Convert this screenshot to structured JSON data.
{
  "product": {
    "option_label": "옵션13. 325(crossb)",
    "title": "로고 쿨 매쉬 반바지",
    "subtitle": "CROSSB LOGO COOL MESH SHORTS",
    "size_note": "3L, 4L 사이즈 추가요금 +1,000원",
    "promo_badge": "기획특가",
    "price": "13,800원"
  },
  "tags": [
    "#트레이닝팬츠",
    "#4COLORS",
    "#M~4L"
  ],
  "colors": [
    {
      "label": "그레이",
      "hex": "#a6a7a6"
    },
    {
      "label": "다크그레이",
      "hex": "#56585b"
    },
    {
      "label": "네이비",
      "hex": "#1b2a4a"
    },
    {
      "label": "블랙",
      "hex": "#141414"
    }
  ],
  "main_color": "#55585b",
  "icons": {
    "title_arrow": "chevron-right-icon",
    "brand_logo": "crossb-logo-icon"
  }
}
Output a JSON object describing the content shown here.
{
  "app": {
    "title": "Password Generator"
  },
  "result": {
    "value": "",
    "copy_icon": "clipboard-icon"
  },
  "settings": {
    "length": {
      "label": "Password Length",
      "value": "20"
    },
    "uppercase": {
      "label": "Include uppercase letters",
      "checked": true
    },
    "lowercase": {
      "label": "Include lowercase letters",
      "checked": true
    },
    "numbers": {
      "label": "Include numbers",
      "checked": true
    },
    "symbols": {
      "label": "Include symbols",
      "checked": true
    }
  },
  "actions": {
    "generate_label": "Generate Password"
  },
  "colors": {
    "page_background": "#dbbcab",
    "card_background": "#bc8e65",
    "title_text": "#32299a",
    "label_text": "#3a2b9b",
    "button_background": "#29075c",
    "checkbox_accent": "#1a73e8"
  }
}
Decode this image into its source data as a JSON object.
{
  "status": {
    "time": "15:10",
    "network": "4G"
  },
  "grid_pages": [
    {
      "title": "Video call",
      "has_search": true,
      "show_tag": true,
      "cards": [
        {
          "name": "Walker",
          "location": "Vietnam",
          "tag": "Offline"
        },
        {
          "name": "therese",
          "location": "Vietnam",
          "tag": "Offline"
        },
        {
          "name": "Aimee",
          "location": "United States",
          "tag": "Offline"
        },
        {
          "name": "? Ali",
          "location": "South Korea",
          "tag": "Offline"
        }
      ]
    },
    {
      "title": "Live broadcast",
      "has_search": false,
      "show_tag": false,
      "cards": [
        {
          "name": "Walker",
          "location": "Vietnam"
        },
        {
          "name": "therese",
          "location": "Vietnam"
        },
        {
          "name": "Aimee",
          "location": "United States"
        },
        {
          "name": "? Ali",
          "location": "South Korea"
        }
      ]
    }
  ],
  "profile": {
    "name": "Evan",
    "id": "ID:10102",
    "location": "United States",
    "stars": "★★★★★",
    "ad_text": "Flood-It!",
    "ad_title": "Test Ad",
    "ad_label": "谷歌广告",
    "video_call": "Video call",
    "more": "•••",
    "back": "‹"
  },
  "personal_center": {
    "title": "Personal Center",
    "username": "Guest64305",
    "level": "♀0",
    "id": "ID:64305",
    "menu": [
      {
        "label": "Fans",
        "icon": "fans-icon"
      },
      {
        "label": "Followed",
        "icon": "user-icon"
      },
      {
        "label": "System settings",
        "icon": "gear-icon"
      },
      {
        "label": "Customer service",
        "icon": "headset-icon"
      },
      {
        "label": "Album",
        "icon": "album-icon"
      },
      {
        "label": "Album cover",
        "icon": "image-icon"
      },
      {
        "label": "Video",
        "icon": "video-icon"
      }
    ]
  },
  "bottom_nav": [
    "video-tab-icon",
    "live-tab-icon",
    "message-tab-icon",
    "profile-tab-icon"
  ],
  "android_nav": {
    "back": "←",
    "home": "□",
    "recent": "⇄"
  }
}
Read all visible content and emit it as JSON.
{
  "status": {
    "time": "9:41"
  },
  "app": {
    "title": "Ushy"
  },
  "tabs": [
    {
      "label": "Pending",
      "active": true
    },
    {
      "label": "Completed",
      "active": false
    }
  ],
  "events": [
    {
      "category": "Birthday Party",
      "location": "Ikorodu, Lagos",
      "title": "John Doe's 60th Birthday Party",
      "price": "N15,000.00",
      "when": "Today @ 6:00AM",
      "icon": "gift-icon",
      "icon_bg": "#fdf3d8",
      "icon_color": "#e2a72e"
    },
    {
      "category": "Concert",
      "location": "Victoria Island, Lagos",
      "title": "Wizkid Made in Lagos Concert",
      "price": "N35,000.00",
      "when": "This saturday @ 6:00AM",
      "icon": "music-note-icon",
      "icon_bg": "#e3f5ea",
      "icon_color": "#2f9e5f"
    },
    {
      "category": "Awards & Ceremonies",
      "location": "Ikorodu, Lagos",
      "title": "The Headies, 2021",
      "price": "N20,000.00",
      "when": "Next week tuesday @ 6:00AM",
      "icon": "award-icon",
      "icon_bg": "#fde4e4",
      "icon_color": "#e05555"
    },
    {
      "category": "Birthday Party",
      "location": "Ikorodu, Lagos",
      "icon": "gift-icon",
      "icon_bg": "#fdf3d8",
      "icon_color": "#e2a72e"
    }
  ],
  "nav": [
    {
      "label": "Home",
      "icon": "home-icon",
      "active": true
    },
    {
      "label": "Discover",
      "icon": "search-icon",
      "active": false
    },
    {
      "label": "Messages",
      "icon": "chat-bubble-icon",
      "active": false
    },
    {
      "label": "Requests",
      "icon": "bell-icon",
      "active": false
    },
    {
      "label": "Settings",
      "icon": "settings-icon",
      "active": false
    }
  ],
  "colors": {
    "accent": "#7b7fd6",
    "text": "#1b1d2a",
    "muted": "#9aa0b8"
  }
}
|---|
Your task
Take the entries above and transcribe them in full.

Task solution
Convert this screenshot to structured JSON data.
{
  "product": {
    "option_label": "옵션13. 325(crossb)",
    "title": "로고 쿨 매쉬 반바지",
    "subtitle": "CROSSB LOGO COOL MESH SHORTS",
    "size_note": "3L, 4L 사이즈 추가요금 +1,000원",
    "promo_badge": "기획특가",
    "price": "13,800원"
  },
  "tags": [
    "#트레이닝팬츠",
    "#4COLORS",
    "#M~4L"
  ],
  "colors": [
    {
      "label": "그레이",
      "hex": "#a6a7a6"
    },
    {
      "label": "다크그레이",
      "hex": "#56585b"
    },
    {
      "label": "네이비",
      "hex": "#1b2a4a"
    },
    {
      "label": "블랙",
      "hex": "#141414"
    }
  ],
  "main_color": "#55585b",
  "icons": {
    "title_arrow": "chevron-right-icon",
    "brand_logo": "crossb-logo-icon"
  }
}
Output a JSON object describing the content shown here.
{
  "app": {
    "title": "Password Generator"
  },
  "result": {
    "value": "",
    "copy_icon": "clipboard-icon"
  },
  "settings": {
    "length": {
      "label": "Password Length",
      "value": "20"
    },
    "uppercase": {
      "label": "Include uppercase letters",
      "checked": true
    },
    "lowercase": {
      "label": "Include lowercase letters",
      "checked": true
    },
    "numbers": {
      "label": "Include numbers",
      "checked": true
    },
    "symbols": {
      "label": "Include symbols",
      "checked": true
    }
  },
  "actions": {
    "generate_label": "Generate Password"
  },
  "colors": {
    "page_background": "#dbbcab",
    "card_background": "#bc8e65",
    "title_text": "#32299a",
    "label_text": "#3a2b9b",
    "button_background": "#29075c",
    "checkbox_accent": "#1a73e8"
  }
}
Decode this image into its source data as a JSON object.
{
  "status": {
    "time": "15:10",
    "network": "4G"
  },
  "grid_pages": [
    {
      "title": "Video call",
      "has_search": true,
      "show_tag": true,
      "cards": [
        {
          "name": "Walker",
          "location": "Vietnam",
          "tag": "Offline"
        },
        {
          "name": "therese",
          "location": "Vietnam",
          "tag": "Offline"
        },
        {
          "name": "Aimee",
          "location": "United States",
          "tag": "Offline"
        },
        {
          "name": "? Ali",
          "location": "South Korea",
          "tag": "Offline"
        }
      ]
    },
    {
      "title": "Live broadcast",
      "has_search": false,
      "show_tag": false,
      "cards": [
        {
          "name": "Walker",
          "location": "Vietnam"
        },
        {
          "name": "therese",
          "location": "Vietnam"
        },
        {
          "name": "Aimee",
          "location": "United States"
        },
        {
          "name": "? Ali",
          "location": "South Korea"
        }
      ]
    }
  ],
  "profile": {
    "name": "Evan",
    "id": "ID:10102",
    "location": "United States",
    "stars": "★★★★★",
    "ad_text": "Flood-It!",
    "ad_title": "Test Ad",
    "ad_label": "谷歌广告",
    "video_call": "Video call",
    "more": "•••",
    "back": "‹"
  },
  "personal_center": {
    "title": "Personal Center",
    "username": "Guest64305",
    "level": "♀0",
    "id": "ID:64305",
    "menu": [
      {
        "label": "Fans",
        "icon": "fans-icon"
      },
      {
        "label": "Followed",
        "icon": "user-icon"
      },
      {
        "label": "System settings",
        "icon": "gear-icon"
      },
      {
        "label": "Customer service",
        "icon": "headset-icon"
      },
      {
        "label": "Album",
        "icon": "album-icon"
      },
      {
        "label": "Album cover",
        "icon": "image-icon"
      },
      {
        "label": "Video",
        "icon": "video-icon"
      }
    ]
  },
  "bottom_nav": [
    "video-tab-icon",
    "live-tab-icon",
    "message-tab-icon",
    "profile-tab-icon"
  ],
  "android_nav": {
    "back": "←",
    "home": "□",
    "recent": "⇄"
  }
}
Read all visible content and emit it as JSON.
{
  "status": {
    "time": "9:41"
  },
  "app": {
    "title": "Ushy"
  },
  "tabs": [
    {
      "label": "Pending",
      "active": true
    },
    {
      "label": "Completed",
      "active": false
    }
  ],
  "events": [
    {
      "category": "Birthday Party",
      "location": "Ikorodu, Lagos",
      "title": "John Doe's 60th Birthday Party",
      "price": "N15,000.00",
      "when": "Today @ 6:00AM",
      "icon": "gift-icon",
      "icon_bg": "#fdf3d8",
      "icon_color": "#e2a72e"
    },
    {
      "category": "Concert",
      "location": "Victoria Island, Lagos",
      "title": "Wizkid Made in Lagos Concert",
      "price": "N35,000.00",
      "when": "This saturday @ 6:00AM",
      "icon": "music-note-icon",
      "icon_bg": "#e3f5ea",
      "icon_color": "#2f9e5f"
    },
    {
      "category": "Awards & Ceremonies",
      "location": "Ikorodu, Lagos",
      "title": "The Headies, 2021",
      "price": "N20,000.00",
      "when": "Next week tuesday @ 6:00AM",
      "icon": "award-icon",
      "icon_bg": "#fde4e4",
      "icon_color": "#e05555"
    },
    {
      "category": "Birthday Party",
      "location": "Ikorodu, Lagos",
      "icon": "gift-icon",
      "icon_bg": "#fdf3d8",
      "icon_color": "#e2a72e"
    }
  ],
  "nav": [
    {
      "label": "Home",
      "icon": "home-icon",
      "active": true
    },
    {
      "label": "Discover",
      "icon": "search-icon",
      "active": false
    },
    {
      "label": "Messages",
      "icon": "chat-bubble-icon",
      "active": false
    },
    {
      "label": "Requests",
      "icon": "bell-icon",
      "active": false
    },
    {
      "label": "Settings",
      "icon": "settings-icon",
      "active": false
    }
  ],
  "colors": {
    "accent": "#7b7fd6",
    "text": "#1b1d2a",
    "muted": "#9aa0b8"
  }
}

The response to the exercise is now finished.